● **文档节选**

----------------------------------------

对自然语言处理,转换人类的表达到计算机能识别字符是一个非常难得课题。同样的意思有各种各样的表达,语法,句型, 同义词都会影响计算机的判断。nltk 模块提供一些功能,可以从文档中抓取重要的信息,然后分析。
installation
pip install nltk
tokenize(分割)
import nltk
from nltk import word_tokenize
nltk.download('punkt')
text = 'Rock is a smart guy.'
words = word_tokenize(text)
['Rock', 'is', 'a', 'smart', 'guy', '.']
过滤标点符号
[word for word in words if word.isalpha()]
过滤常用但没有意义的单词
from nltk.corpus import stopwords
stops = set(stopwords.words('english'))
stops = set(stopwords.words('chinese'))
clean_words = [word for word in words if word not in stops]
['rock', 'smart', 'guy']
转换成词干
text = 'Rock is a smart guy. he likes playing cards.'
words = word_tokenize(text)
clean_words = [word for word in words if word.isalpha() and word not in stops]
from nltk.stem import PorterStemmer
porter = PorterStemmer()
stem_words = [porter.stem(word) for word in clean_words]
['rock', 'smart', 'guy', 'like', 'play', 'card']

----------------------------------------

(存储数据)
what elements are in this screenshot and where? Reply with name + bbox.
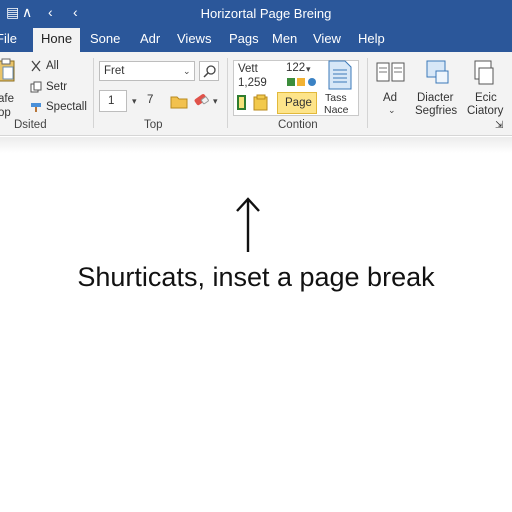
columns-icon[interactable] [376, 61, 406, 83]
clipboard-group-label: Dsited [14, 119, 47, 131]
tab-adr[interactable]: Adr [140, 28, 160, 52]
paste-label-bottom: op [0, 107, 11, 119]
tab-file[interactable]: File [0, 28, 17, 52]
page-tools-icon[interactable] [236, 94, 270, 112]
tab-help[interactable]: Help [358, 28, 385, 52]
title-bar: ▤ ∧ ‹ ‹ Horizortal Page Breing [0, 0, 512, 28]
document-canvas[interactable] [0, 137, 512, 512]
font-name-value: Fret [104, 65, 125, 77]
chevron-down-icon[interactable]: ▾ [306, 64, 311, 75]
position-text-number: 122 [286, 62, 306, 74]
page-button-label: Page [285, 97, 312, 109]
font-size-value: 1 [108, 95, 115, 107]
character-icon[interactable] [426, 59, 452, 87]
ecic-label-top[interactable]: Ecic [475, 92, 497, 104]
window-title: Horizortal Page Breing [200, 6, 332, 21]
eraser-icon[interactable] [192, 92, 210, 110]
chevron-down-icon[interactable]: ⌄ [388, 105, 396, 116]
page-button[interactable]: Page [277, 92, 317, 114]
clipboard-item-spectall[interactable]: Spectall [46, 101, 87, 113]
group-separator [367, 58, 368, 128]
search-icon [203, 65, 216, 78]
search-font-button[interactable] [199, 61, 219, 81]
font-name-dropdown[interactable]: Fret ⌄ [99, 61, 195, 81]
tab-men[interactable]: Men [272, 28, 297, 52]
ad-button-label[interactable]: Ad [383, 92, 397, 104]
chevron-down-icon[interactable]: ▾ [213, 96, 218, 107]
tab-pags[interactable]: Pags [229, 28, 259, 52]
ribbon-tabs: File Hone Sone Adr Views Pags Men View H… [0, 28, 512, 52]
copy-icon[interactable] [30, 81, 42, 93]
paste-label-top: afe [0, 93, 14, 105]
font-size-step[interactable]: 7 [147, 94, 153, 106]
diacter-label-bottom: Segfries [415, 105, 458, 117]
format-painter-icon[interactable] [30, 101, 42, 113]
position-text-value: 1,259 [238, 77, 267, 89]
expand-group-icon[interactable]: ⇲ [495, 120, 503, 131]
document-caption: Shurticats, inset a page break [77, 262, 435, 292]
tab-sone[interactable]: Sone [90, 28, 120, 52]
arrow-up-icon [236, 197, 260, 252]
paste-icon[interactable] [0, 58, 18, 84]
ribbon: afe op All Setr Spectall Dsited Fret ⌄ 1… [0, 52, 512, 136]
tab-view[interactable]: View [313, 28, 341, 52]
clipboard-item-all[interactable]: All [46, 60, 59, 72]
position-text-vett: Vett [238, 63, 258, 75]
font-group-label: Top [144, 119, 163, 131]
canvas-shadow [0, 137, 512, 153]
color-swatch-icon[interactable] [286, 76, 316, 88]
chevron-down-icon[interactable]: ▾ [132, 96, 137, 107]
clipboard-item-setr[interactable]: Setr [46, 81, 67, 93]
position-side-label-bottom: Nace [324, 104, 349, 116]
folder-icon[interactable] [170, 93, 188, 109]
group-separator [227, 58, 228, 128]
chevron-down-icon: ⌄ [183, 66, 191, 76]
dictionary-icon[interactable] [471, 59, 497, 87]
position-side-label-top: Tass [325, 92, 347, 104]
ecic-label-bottom: Ciatory [467, 105, 504, 117]
diacter-label-top[interactable]: Diacter [417, 92, 453, 104]
font-size-box[interactable]: 1 [99, 90, 127, 112]
document-icon[interactable] [327, 60, 353, 90]
group-separator [93, 58, 94, 128]
tab-home[interactable]: Hone [33, 28, 81, 52]
cut-icon[interactable] [30, 60, 42, 72]
position-group-label: Contion [278, 119, 318, 131]
tab-views[interactable]: Views [177, 28, 211, 52]
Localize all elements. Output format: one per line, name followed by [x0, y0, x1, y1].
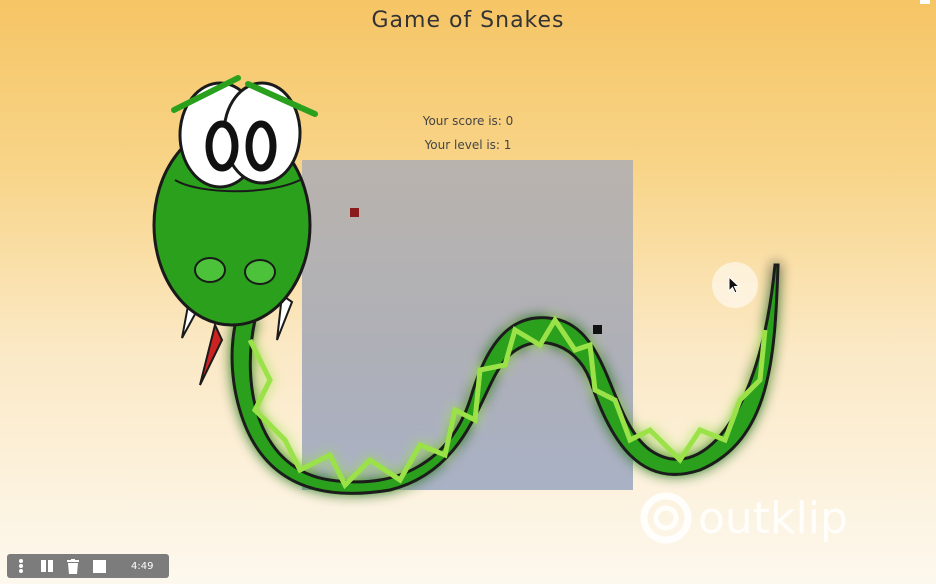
trash-icon[interactable] [65, 558, 81, 574]
cursor-icon [728, 276, 741, 294]
watermark-text: outklip [698, 492, 848, 544]
outklip-logo-icon [640, 492, 692, 544]
recorder-toolbar: 4:49 [7, 554, 169, 578]
corner-mark [920, 0, 930, 4]
watermark: outklip [640, 488, 880, 548]
food-black [593, 325, 602, 334]
more-icon[interactable] [13, 558, 29, 574]
pause-icon[interactable] [39, 558, 55, 574]
snake-body [230, 263, 780, 495]
recording-time: 4:49 [131, 560, 154, 572]
food-red [350, 208, 359, 217]
stop-icon[interactable] [91, 558, 107, 574]
tongue-icon [199, 322, 224, 386]
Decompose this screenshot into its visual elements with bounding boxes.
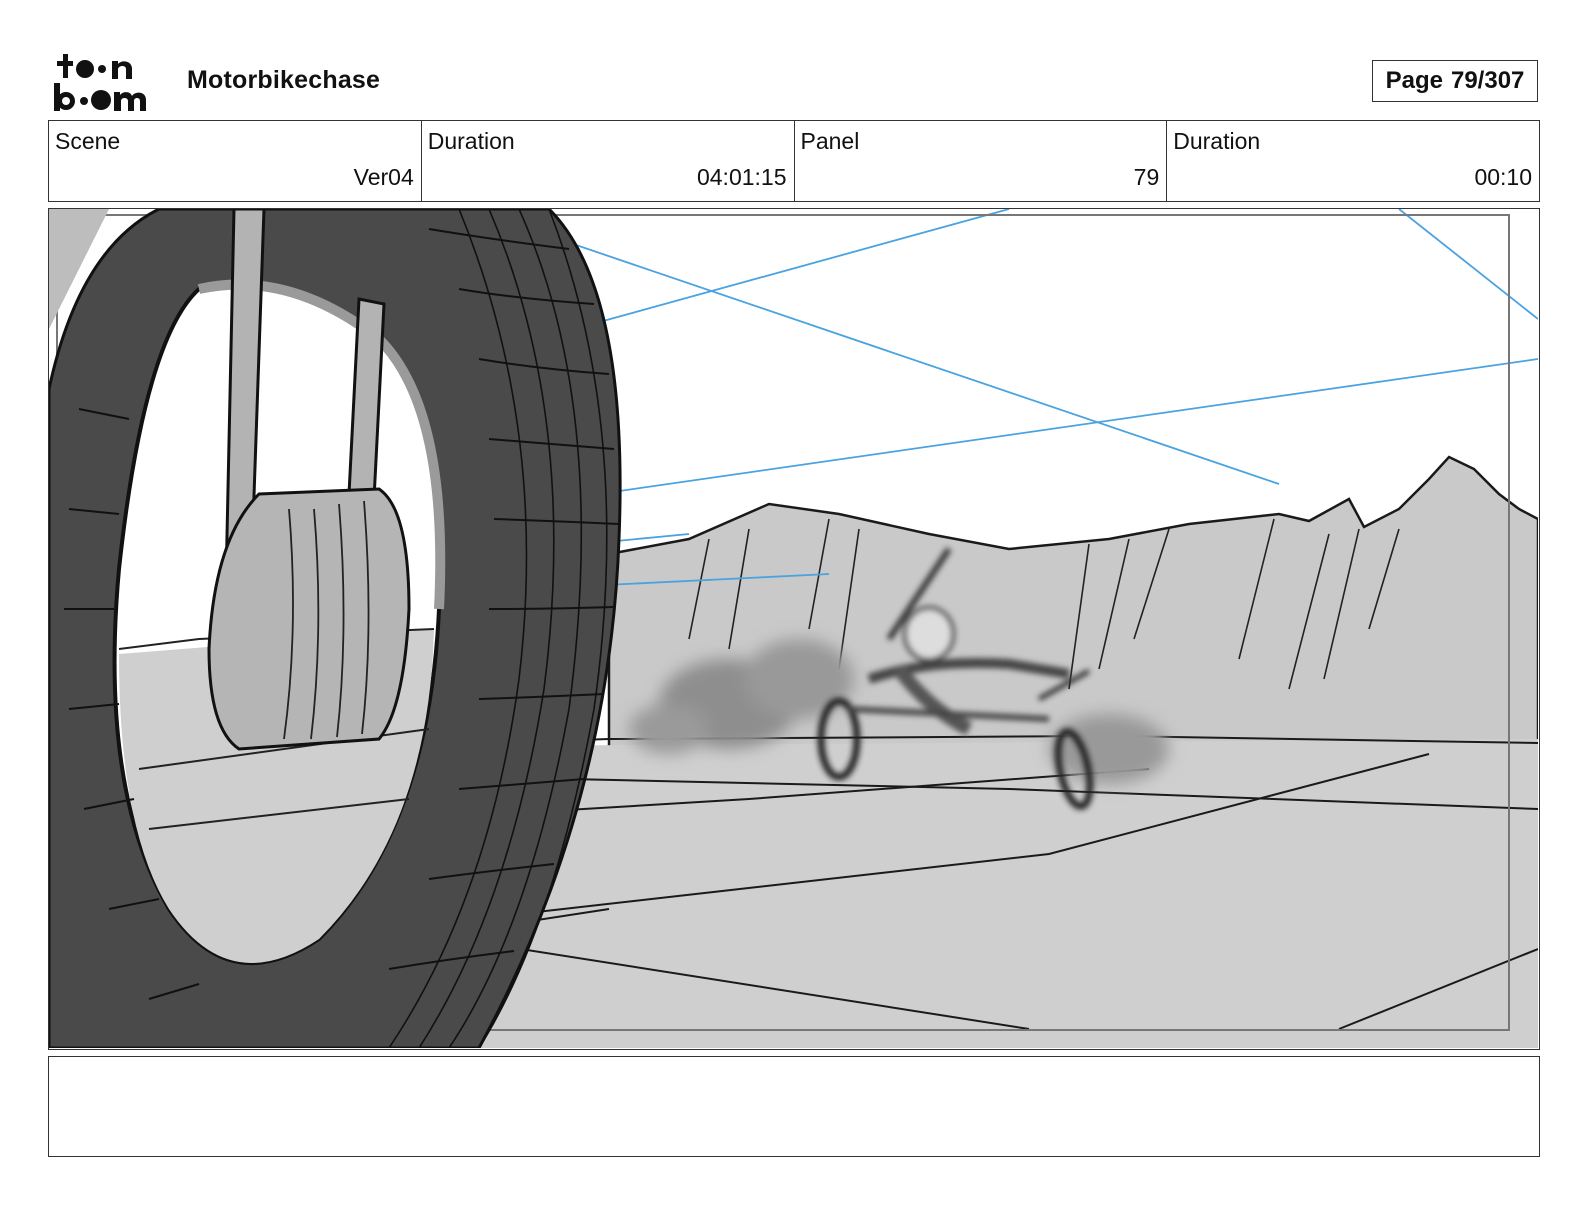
storyboard-sketch [49, 209, 1538, 1048]
panel-cell: Panel 79 [795, 121, 1168, 201]
panel-duration-label: Duration [1173, 128, 1261, 154]
scene-label: Scene [55, 128, 121, 154]
scene-duration-value: 04:01:15 [696, 164, 787, 190]
scene-duration-cell: Duration 04:01:15 [422, 121, 795, 201]
panel-notes-box [48, 1056, 1540, 1157]
panel-value: 79 [1133, 164, 1160, 190]
panel-label: Panel [800, 128, 860, 154]
project-title: Motorbikechase [187, 66, 381, 94]
panel-duration-value: 00:10 [1474, 164, 1532, 190]
panel-info-table: Scene Ver04 Duration 04:01:15 Panel 79 D… [48, 120, 1540, 202]
scene-value: Ver04 [353, 164, 414, 190]
storyboard-panel [48, 208, 1540, 1050]
scene-duration-label: Duration [427, 128, 515, 154]
scene-cell: Scene Ver04 [49, 121, 422, 201]
page-label: Page [1385, 67, 1443, 94]
foreground-wheel [49, 209, 622, 1048]
toonboom-logo [52, 52, 164, 112]
page-indicator: Page 79/307 [1372, 60, 1538, 102]
page-number: 79/307 [1450, 67, 1525, 94]
panel-duration-cell: Duration 00:10 [1167, 121, 1539, 201]
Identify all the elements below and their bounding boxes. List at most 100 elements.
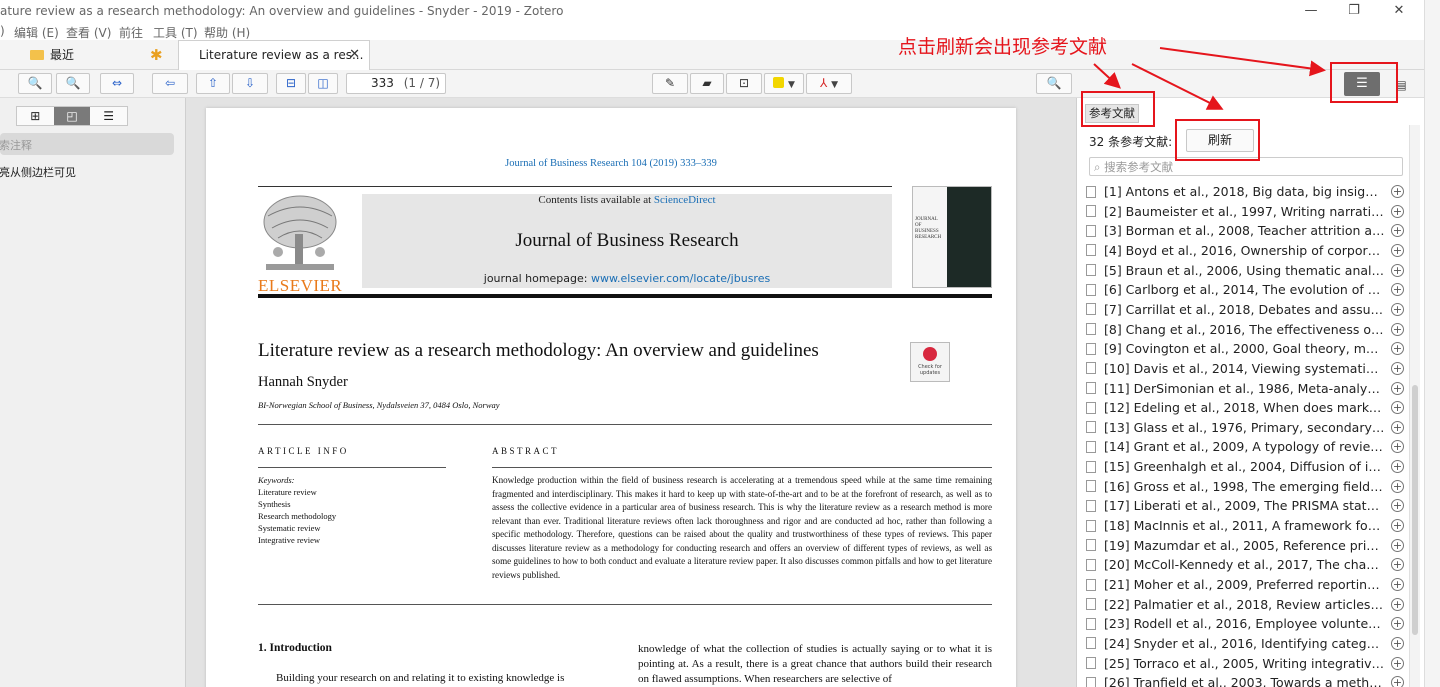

----------------------------------------

● **任务要求**
**a)** 请列出这篇 nltk 文章中“转换成词干”示例最终输出的全部单词。
**b)** 请说明这篇 nltk 文章中用来转换词干的是哪个类。

● **各题解答**
**a)** rock、smart、guy、like、play、card

**b)** PorterStemmer,从 nltk.stem 导入。